Provided text =

Proposal would put ignition locks in cars of first-time offenders.

Advocates for stronger drunken driving restrictions are making an all-out push in Ohio for a bill that would deploy ignition locks into vehicles operated by first-time offenders, but they’re racing against the clock as state lawmakers only plan to be in session five days between now and Dec. 31.

“We can’t wait another two years to pass, essentially, life-saving drunk driving legislation,” said Frank Harris, director of state government affairs for Mothers Against Drunk Driving. “This legislation is overdue. I’m just sort of hoping some sort of magic happens to get this bill passed.”

House Bill 388 would permit first-time drunken driving offenders to petition the court for unlimited driving privileges if they agree to use a certified ignition lock device. Offenders would have an incentive to opt for the ignition locks: courts must suspend jail time while the locks are in use and may reduce the overall license suspension time by up to half.

Lock users must blow into the device and the car won’t start if alcohol is detected. MADD argues that ignition locks are more effective in stopping drunk drivers — and more enforceable — than suspending or restricting driving privileges alone. Between 50 percent and 75 percent of convicted drunk drivers continue to drive after their licenses are suspended, MADD says.

MADD officials and volunteers have 20 meetings scheduled with state senators and their staff members and two press conferences booked this week.

Request A = Please reproduce the entries from the start of the entries through the line containing "shell-prompt-line-2[interactable]: └─# nmap", with both ends included.
The entries below are unrelated to the ignition lock article.

Data provided =
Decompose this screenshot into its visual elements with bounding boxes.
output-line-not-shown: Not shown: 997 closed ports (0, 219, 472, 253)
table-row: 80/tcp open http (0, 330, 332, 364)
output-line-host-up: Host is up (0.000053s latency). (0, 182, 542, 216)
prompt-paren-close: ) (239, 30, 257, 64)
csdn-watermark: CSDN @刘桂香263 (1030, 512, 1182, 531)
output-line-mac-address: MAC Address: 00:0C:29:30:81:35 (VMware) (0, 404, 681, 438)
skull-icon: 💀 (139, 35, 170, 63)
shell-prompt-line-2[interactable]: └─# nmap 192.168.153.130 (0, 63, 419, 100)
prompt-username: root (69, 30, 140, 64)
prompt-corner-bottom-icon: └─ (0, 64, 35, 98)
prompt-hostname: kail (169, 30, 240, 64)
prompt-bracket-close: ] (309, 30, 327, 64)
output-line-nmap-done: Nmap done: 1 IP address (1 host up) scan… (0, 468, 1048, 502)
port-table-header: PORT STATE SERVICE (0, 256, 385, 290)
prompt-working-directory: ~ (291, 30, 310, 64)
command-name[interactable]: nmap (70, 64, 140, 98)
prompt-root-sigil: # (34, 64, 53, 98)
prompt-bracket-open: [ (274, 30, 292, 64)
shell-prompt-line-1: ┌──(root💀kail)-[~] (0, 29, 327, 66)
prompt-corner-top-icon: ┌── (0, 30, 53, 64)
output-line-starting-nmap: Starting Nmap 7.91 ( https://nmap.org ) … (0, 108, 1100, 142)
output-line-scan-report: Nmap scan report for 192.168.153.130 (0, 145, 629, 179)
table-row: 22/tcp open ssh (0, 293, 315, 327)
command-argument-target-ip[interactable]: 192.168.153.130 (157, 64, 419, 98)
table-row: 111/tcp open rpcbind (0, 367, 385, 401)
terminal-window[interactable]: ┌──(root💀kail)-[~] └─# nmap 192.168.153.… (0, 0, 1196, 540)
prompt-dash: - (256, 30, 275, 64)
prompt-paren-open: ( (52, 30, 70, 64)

Request B =
For each statement, say whether it agrees with the ignition lock article, answering yes or no and quoting the article's deciding words.
(i) State lawmakers plan to be in session only five days before Dec. 31.
(ii) Under House Bill 388, courts may cut the overall license suspension time by up to half.
(iii) MADD officials and volunteers have 30 meetings scheduled with state senators and their staff members.

Complete output A =
Decompose this screenshot into its visual elements with bounding boxes.
output-line-not-shown: Not shown: 997 closed ports (0, 219, 472, 253)
table-row: 80/tcp open http (0, 330, 332, 364)
output-line-host-up: Host is up (0.000053s latency). (0, 182, 542, 216)
prompt-paren-close: ) (239, 30, 257, 64)
csdn-watermark: CSDN @刘桂香263 (1030, 512, 1182, 531)
output-line-mac-address: MAC Address: 00:0C:29:30:81:35 (VMware) (0, 404, 681, 438)
skull-icon: 💀 (139, 35, 170, 63)
shell-prompt-line-2[interactable]: └─# nmap 192.168.153.130 (0, 63, 419, 100)

Complete output B =
(i) Yes: "state lawmakers only plan to be in session five days between now and Dec. 31"
(ii) Yes: "may reduce the overall license suspension time by up to half"
(iii) No: "MADD officials and volunteers have 20 meetings scheduled with state senators and their staff members"